Goal:
Write out all the entries word for word and omit any pictures.

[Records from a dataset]
-- Begin --

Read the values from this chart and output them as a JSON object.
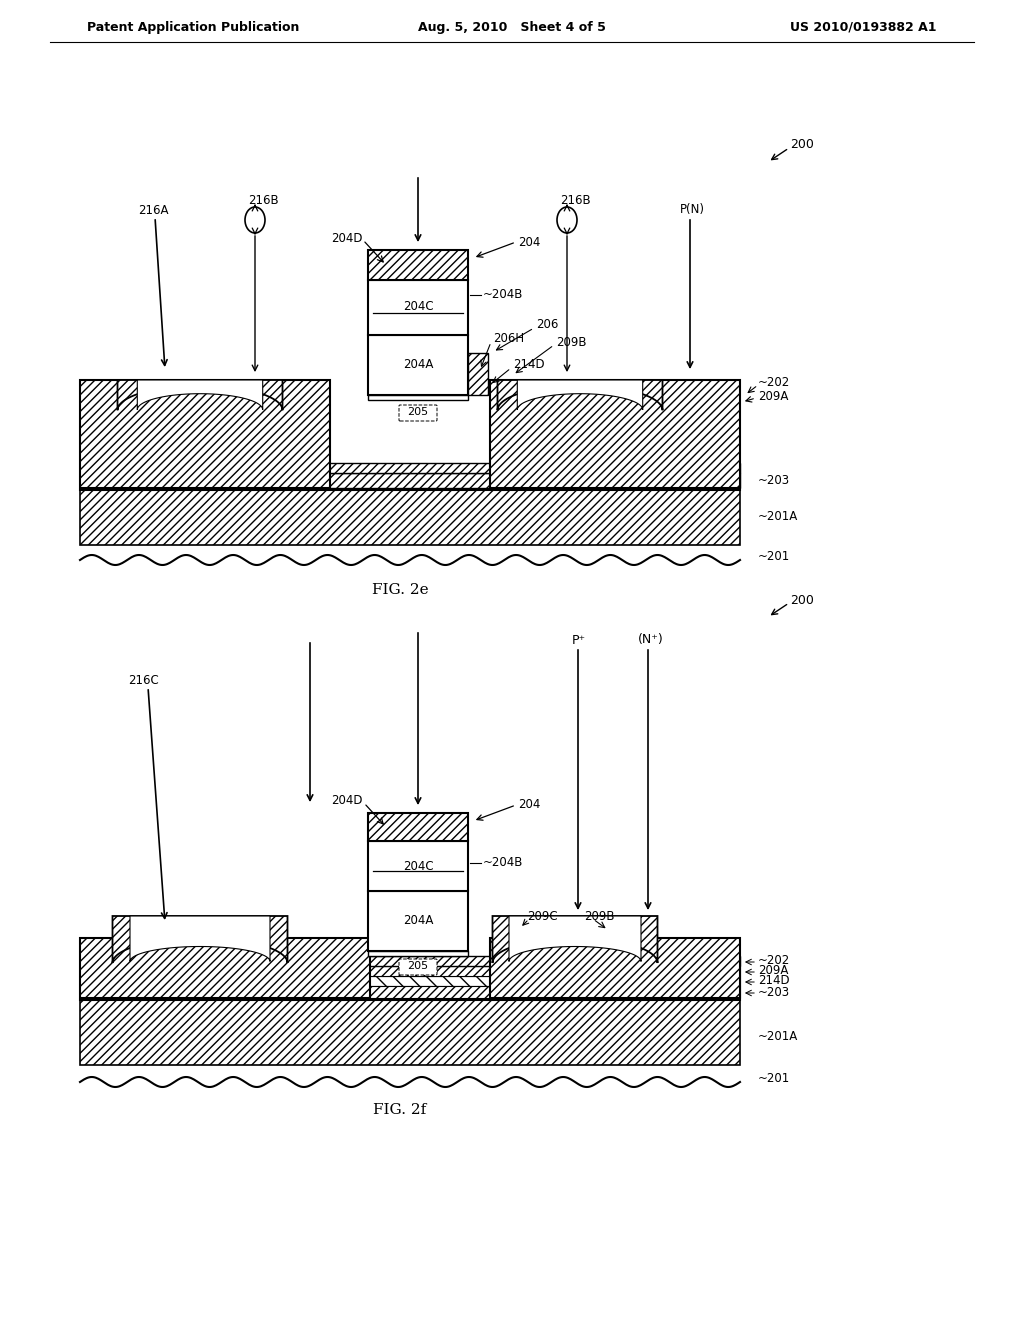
{
  "header_left": "Patent Application Publication",
  "header_mid": "Aug. 5, 2010   Sheet 4 of 5",
  "header_right": "US 2010/0193882 A1",
  "fig_e_label": "FIG. 2e",
  "fig_f_label": "FIG. 2f",
  "bg_color": "#ffffff"
}
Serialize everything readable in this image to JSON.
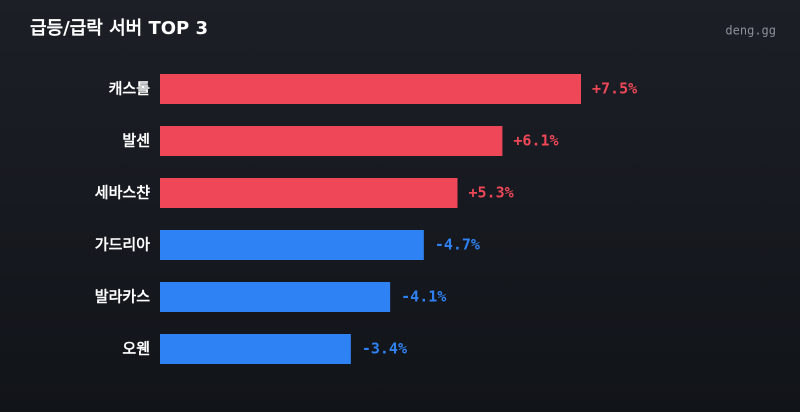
{
  "chart_data": {
    "type": "bar",
    "orientation": "horizontal",
    "title": "급등/급락 서버 TOP 3",
    "watermark": "deng.gg",
    "categories": [
      "캐스톨",
      "발센",
      "세바스챤",
      "가드리아",
      "발라카스",
      "오웬"
    ],
    "values": [
      7.5,
      6.1,
      5.3,
      -4.7,
      -4.1,
      -3.4
    ],
    "value_labels": [
      "+7.5%",
      "+6.1%",
      "+5.3%",
      "-4.7%",
      "-4.1%",
      "-3.4%"
    ],
    "positive_color": "#ef4758",
    "negative_color": "#2f82f4"
  }
}
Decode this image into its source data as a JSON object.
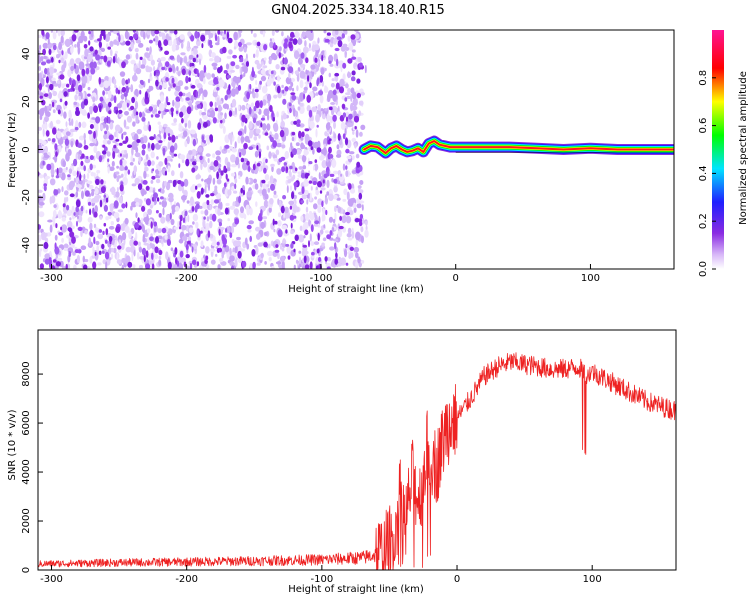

-- End --

Finished answer:
Read the values from this chart and output them as a JSON object.
{
  "header_left": "Patent Application Publication",
  "header_mid": "Aug. 5, 2010   Sheet 4 of 5",
  "header_right": "US 2010/0193882 A1",
  "fig_e_label": "FIG. 2e",
  "fig_f_label": "FIG. 2f",
  "bg_color": "#ffffff"
}
Serialize everything readable in this image to JSON.
{
  "chart_data": {
    "type": "bar",
    "orientation": "horizontal",
    "title": "급등/급락 서버 TOP 3",
    "watermark": "deng.gg",
    "categories": [
      "캐스톨",
      "발센",
      "세바스챤",
      "가드리아",
      "발라카스",
      "오웬"
    ],
    "values": [
      7.5,
      6.1,
      5.3,
      -4.7,
      -4.1,
      -3.4
    ],
    "value_labels": [
      "+7.5%",
      "+6.1%",
      "+5.3%",
      "-4.7%",
      "-4.1%",
      "-3.4%"
    ],
    "positive_color": "#ef4758",
    "negative_color": "#2f82f4"
  }
}
Decode this image into its source data as a JSON object.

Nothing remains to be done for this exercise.